Report the total number of lines that include the string "JSON", without any other text.

* * * * *

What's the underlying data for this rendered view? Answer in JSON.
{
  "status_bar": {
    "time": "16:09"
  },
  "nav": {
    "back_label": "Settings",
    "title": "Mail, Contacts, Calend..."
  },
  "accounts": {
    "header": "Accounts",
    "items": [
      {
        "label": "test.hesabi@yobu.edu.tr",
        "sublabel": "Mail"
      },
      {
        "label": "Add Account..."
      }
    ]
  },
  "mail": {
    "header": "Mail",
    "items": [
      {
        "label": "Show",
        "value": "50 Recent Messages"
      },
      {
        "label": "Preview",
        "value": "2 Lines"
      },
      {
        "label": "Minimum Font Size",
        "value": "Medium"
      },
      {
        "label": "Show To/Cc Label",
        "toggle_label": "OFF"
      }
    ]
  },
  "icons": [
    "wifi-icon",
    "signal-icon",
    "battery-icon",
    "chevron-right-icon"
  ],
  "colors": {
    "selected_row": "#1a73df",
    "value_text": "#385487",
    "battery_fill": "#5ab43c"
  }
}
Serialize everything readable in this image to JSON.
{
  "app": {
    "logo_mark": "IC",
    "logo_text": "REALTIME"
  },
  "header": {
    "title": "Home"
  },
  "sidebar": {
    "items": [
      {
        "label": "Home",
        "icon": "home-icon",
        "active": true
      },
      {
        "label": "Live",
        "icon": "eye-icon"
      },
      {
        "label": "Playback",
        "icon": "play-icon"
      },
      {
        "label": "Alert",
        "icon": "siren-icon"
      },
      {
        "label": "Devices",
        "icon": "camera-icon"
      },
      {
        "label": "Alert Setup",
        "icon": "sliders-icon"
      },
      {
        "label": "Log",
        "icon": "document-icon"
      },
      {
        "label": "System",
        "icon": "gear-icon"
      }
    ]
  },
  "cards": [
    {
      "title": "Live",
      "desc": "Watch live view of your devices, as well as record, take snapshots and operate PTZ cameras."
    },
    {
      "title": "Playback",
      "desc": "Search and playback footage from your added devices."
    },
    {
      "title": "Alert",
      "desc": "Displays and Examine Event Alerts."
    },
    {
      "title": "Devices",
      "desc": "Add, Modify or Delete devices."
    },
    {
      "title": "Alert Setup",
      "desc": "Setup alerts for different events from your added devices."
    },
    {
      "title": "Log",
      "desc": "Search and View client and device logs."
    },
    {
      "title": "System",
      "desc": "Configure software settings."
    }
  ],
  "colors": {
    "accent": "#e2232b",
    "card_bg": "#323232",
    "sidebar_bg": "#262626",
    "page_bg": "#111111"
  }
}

* * * * *

### EXERCISE SOLUTION
2